• [GIVEN PROBLEM]:
Look through the records below, and copy out every line that holds the string "style".

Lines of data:
%%
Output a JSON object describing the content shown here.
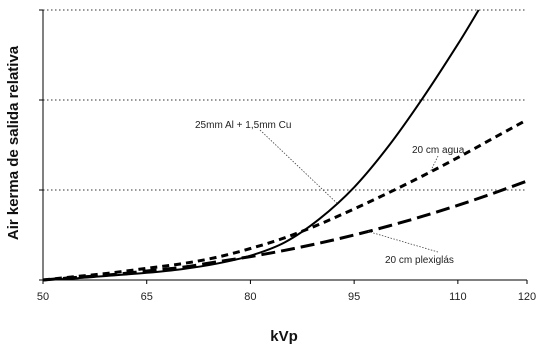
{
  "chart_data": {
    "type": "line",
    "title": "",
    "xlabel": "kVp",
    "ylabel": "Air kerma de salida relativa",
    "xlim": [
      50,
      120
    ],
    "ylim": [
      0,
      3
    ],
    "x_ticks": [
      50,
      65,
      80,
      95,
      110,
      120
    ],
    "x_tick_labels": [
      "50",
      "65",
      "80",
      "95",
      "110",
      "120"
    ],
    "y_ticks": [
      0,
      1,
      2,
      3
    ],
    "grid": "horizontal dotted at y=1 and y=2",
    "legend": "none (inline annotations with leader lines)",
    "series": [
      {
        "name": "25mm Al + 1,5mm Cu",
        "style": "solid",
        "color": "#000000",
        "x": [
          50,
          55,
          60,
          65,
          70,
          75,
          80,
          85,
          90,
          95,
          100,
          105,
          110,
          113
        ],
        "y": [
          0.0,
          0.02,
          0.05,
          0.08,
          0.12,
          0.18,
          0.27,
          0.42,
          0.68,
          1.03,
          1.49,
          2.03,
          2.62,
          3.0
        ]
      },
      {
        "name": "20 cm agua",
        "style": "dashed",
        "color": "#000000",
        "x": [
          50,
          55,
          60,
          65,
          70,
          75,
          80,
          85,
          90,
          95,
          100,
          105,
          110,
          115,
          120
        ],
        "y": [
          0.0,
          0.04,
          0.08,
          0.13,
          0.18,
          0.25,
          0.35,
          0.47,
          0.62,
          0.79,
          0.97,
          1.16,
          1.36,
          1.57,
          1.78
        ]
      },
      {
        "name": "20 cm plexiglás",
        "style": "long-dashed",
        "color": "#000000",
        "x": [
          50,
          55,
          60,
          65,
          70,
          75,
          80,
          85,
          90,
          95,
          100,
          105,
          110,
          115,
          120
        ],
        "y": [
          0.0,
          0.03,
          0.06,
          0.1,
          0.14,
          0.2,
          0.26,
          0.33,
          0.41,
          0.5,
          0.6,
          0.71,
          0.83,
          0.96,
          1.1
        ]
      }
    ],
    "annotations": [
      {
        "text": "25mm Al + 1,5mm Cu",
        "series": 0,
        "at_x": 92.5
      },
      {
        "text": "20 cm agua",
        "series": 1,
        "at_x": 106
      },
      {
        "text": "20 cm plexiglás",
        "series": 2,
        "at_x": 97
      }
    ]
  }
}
%%
%%
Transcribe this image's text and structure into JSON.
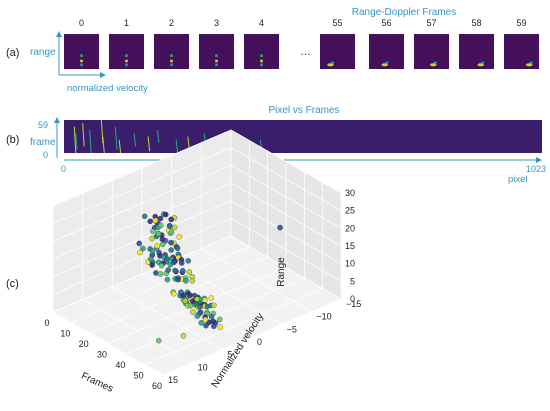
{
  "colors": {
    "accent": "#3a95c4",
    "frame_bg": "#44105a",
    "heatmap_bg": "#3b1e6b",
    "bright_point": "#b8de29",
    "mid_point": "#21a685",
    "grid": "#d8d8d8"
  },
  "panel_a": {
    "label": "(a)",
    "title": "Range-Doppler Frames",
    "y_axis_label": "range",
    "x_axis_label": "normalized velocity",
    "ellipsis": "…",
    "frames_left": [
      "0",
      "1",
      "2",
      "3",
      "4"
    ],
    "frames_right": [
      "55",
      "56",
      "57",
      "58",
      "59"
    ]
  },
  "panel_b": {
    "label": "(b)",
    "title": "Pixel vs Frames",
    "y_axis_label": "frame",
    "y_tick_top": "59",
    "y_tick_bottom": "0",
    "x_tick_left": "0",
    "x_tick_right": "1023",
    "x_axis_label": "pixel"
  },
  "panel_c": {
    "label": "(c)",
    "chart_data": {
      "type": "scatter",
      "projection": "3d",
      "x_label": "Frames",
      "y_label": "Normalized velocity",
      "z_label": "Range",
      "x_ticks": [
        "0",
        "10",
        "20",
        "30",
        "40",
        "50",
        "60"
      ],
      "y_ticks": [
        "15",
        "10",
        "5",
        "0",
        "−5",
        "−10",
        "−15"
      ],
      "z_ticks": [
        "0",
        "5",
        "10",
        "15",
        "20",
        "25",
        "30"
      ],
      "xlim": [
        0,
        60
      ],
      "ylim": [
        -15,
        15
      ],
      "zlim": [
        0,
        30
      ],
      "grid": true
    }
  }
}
%%
• [RESPONSE BELOW]:
        "style": "solid",
        "style": "dashed",
        "style": "long-dashed",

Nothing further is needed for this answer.